### The problem
Gather up every line from the entries below that uses the word "screenshot".

### Material shown
** Start **

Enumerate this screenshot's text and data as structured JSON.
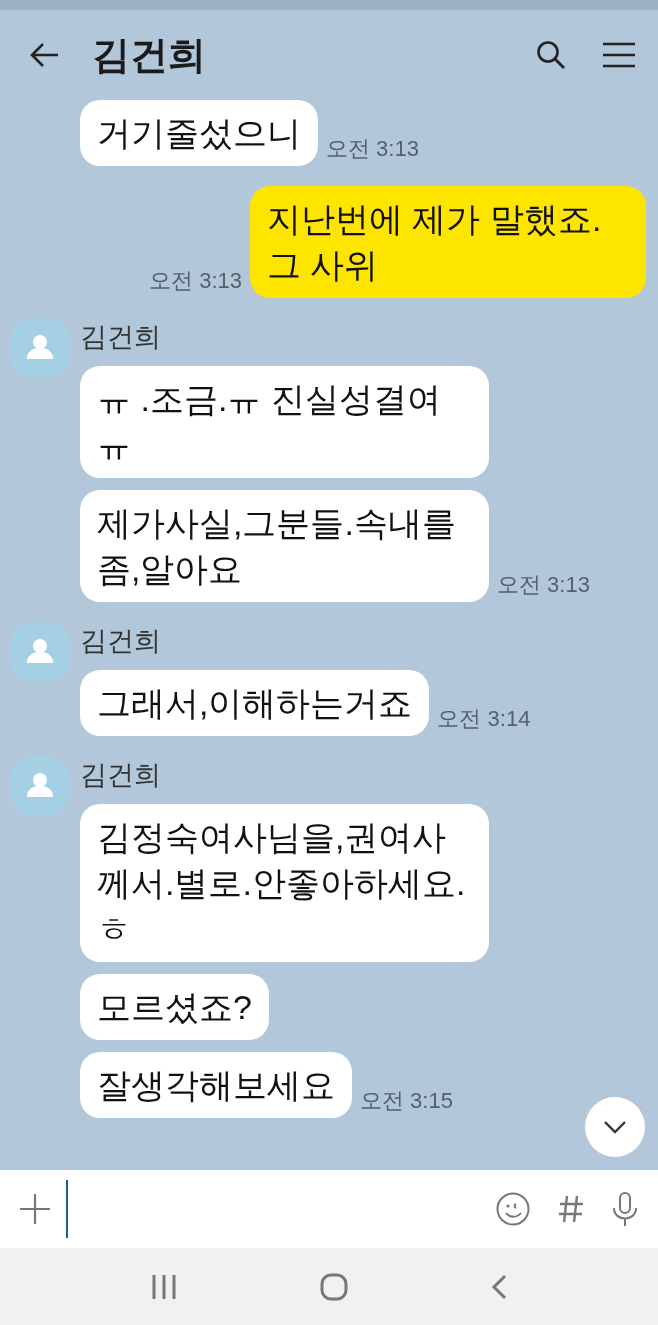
{
  "header": {
    "title": "김건희"
  },
  "messages": [
    {
      "kind": "received",
      "bubbles": [
        "거기줄섰으니"
      ],
      "time": "오전 3:13"
    },
    {
      "kind": "sent",
      "bubbles": [
        "지난번에 제가 말했죠. 그 사위"
      ],
      "time": "오전 3:13"
    },
    {
      "kind": "received",
      "sender": "김건희",
      "bubbles": [
        "ㅠ .조금.ㅠ 진실성결여 ㅠ",
        "제가사실,그분들.속내를 좀,알아요"
      ],
      "time": "오전 3:13"
    },
    {
      "kind": "received",
      "sender": "김건희",
      "bubbles": [
        "그래서,이해하는거죠"
      ],
      "time": "오전 3:14"
    },
    {
      "kind": "received",
      "sender": "김건희",
      "bubbles": [
        "김정숙여사님을,권여사께서.별로.안좋아하세요.ㅎ",
        "모르셨죠?",
        "잘생각해보세요"
      ],
      "time": "오전 3:15"
    }
  ]
}
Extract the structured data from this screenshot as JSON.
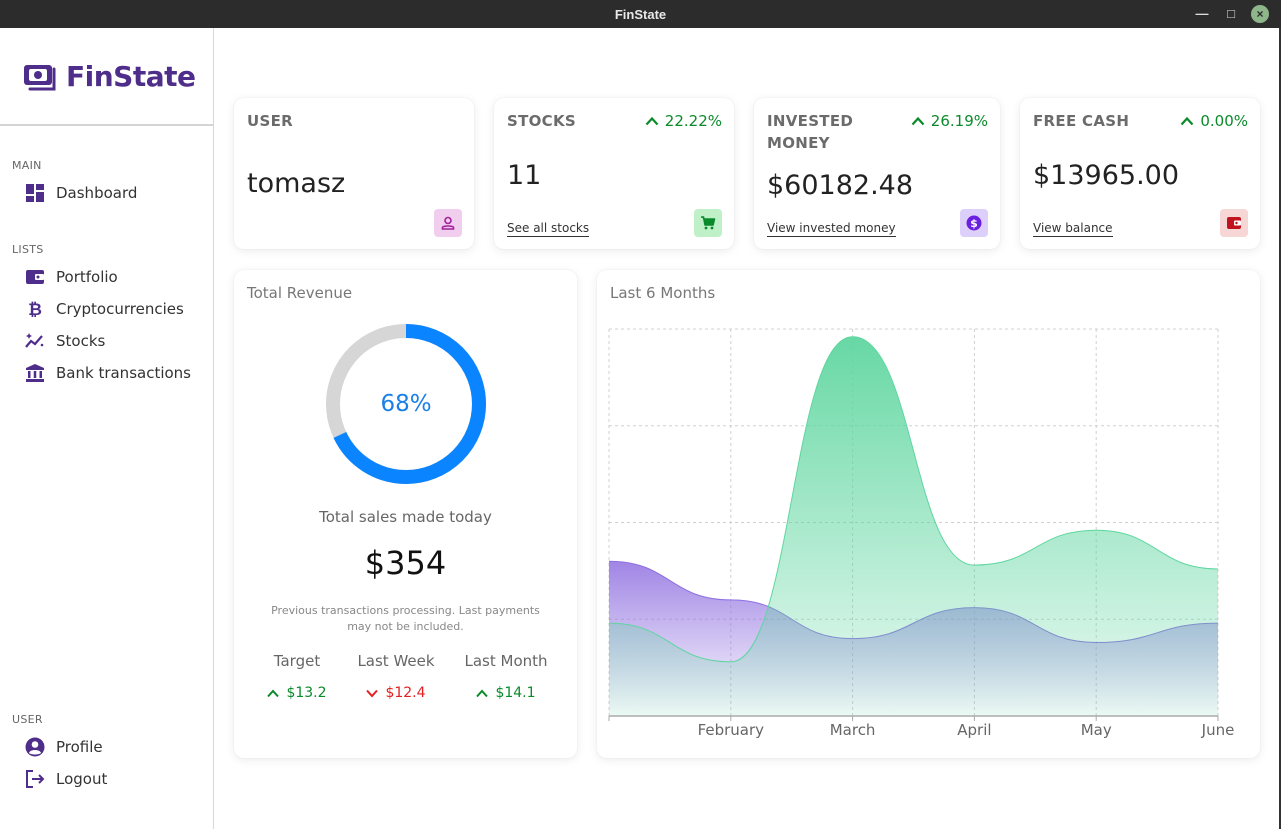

** End **

### Solution below
Enumerate this screenshot's text and data as structured JSON.
Extract the structured data from this screenshot as JSON.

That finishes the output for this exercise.